• EXERCISE INPUT
-------------------------

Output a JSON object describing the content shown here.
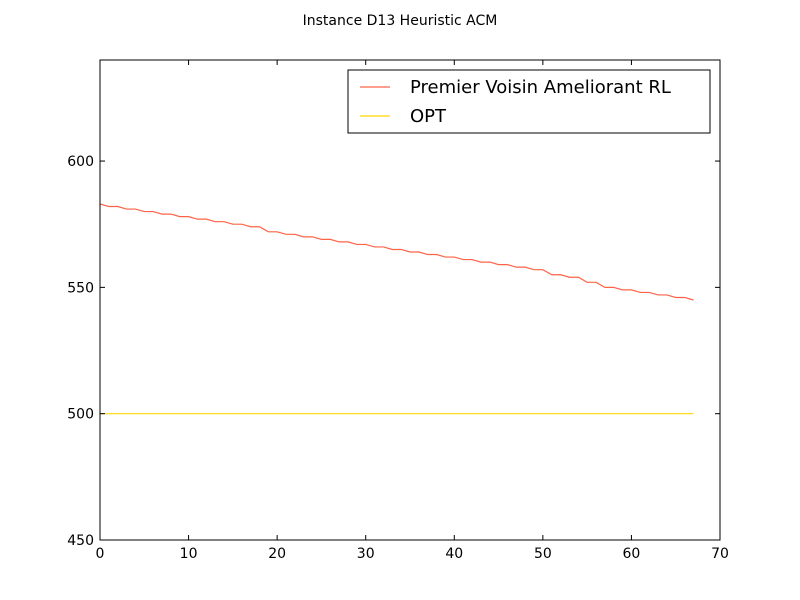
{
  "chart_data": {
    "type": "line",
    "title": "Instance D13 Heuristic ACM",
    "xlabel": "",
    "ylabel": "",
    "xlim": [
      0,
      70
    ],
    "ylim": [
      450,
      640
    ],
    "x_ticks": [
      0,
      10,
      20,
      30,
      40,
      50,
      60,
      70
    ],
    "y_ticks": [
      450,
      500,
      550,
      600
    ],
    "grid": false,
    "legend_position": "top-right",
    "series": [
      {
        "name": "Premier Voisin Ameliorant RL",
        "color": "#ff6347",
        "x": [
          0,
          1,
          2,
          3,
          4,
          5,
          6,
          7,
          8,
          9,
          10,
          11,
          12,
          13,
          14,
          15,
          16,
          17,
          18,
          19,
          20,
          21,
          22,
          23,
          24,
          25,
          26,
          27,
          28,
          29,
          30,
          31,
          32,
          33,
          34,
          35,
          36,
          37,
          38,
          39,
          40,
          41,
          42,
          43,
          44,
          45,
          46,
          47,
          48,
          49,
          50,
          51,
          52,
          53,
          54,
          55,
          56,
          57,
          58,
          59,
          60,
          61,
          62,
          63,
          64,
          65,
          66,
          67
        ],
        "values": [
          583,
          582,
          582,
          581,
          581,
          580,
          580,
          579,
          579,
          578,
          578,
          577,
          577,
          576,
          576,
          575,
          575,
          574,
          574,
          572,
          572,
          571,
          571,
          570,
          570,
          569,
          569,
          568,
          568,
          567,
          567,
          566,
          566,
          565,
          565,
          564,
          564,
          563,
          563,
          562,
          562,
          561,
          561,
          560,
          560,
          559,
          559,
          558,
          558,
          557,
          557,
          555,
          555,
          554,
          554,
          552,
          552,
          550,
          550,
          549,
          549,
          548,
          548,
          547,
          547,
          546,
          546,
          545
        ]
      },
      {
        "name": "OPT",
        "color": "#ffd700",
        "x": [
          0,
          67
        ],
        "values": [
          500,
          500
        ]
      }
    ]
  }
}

-------------------------

Your task is to transcribe all of the records precisely, with no images included.

• THE ANSWER
Output a JSON object describing the content shown here.
{
  "chart_data": {
    "type": "line",
    "title": "Instance D13 Heuristic ACM",
    "xlabel": "",
    "ylabel": "",
    "xlim": [
      0,
      70
    ],
    "ylim": [
      450,
      640
    ],
    "x_ticks": [
      0,
      10,
      20,
      30,
      40,
      50,
      60,
      70
    ],
    "y_ticks": [
      450,
      500,
      550,
      600
    ],
    "grid": false,
    "legend_position": "top-right",
    "series": [
      {
        "name": "Premier Voisin Ameliorant RL",
        "color": "#ff6347",
        "x": [
          0,
          1,
          2,
          3,
          4,
          5,
          6,
          7,
          8,
          9,
          10,
          11,
          12,
          13,
          14,
          15,
          16,
          17,
          18,
          19,
          20,
          21,
          22,
          23,
          24,
          25,
          26,
          27,
          28,
          29,
          30,
          31,
          32,
          33,
          34,
          35,
          36,
          37,
          38,
          39,
          40,
          41,
          42,
          43,
          44,
          45,
          46,
          47,
          48,
          49,
          50,
          51,
          52,
          53,
          54,
          55,
          56,
          57,
          58,
          59,
          60,
          61,
          62,
          63,
          64,
          65,
          66,
          67
        ],
        "values": [
          583,
          582,
          582,
          581,
          581,
          580,
          580,
          579,
          579,
          578,
          578,
          577,
          577,
          576,
          576,
          575,
          575,
          574,
          574,
          572,
          572,
          571,
          571,
          570,
          570,
          569,
          569,
          568,
          568,
          567,
          567,
          566,
          566,
          565,
          565,
          564,
          564,
          563,
          563,
          562,
          562,
          561,
          561,
          560,
          560,
          559,
          559,
          558,
          558,
          557,
          557,
          555,
          555,
          554,
          554,
          552,
          552,
          550,
          550,
          549,
          549,
          548,
          548,
          547,
          547,
          546,
          546,
          545
        ]
      },
      {
        "name": "OPT",
        "color": "#ffd700",
        "x": [
          0,
          67
        ],
        "values": [
          500,
          500
        ]
      }
    ]
  }
}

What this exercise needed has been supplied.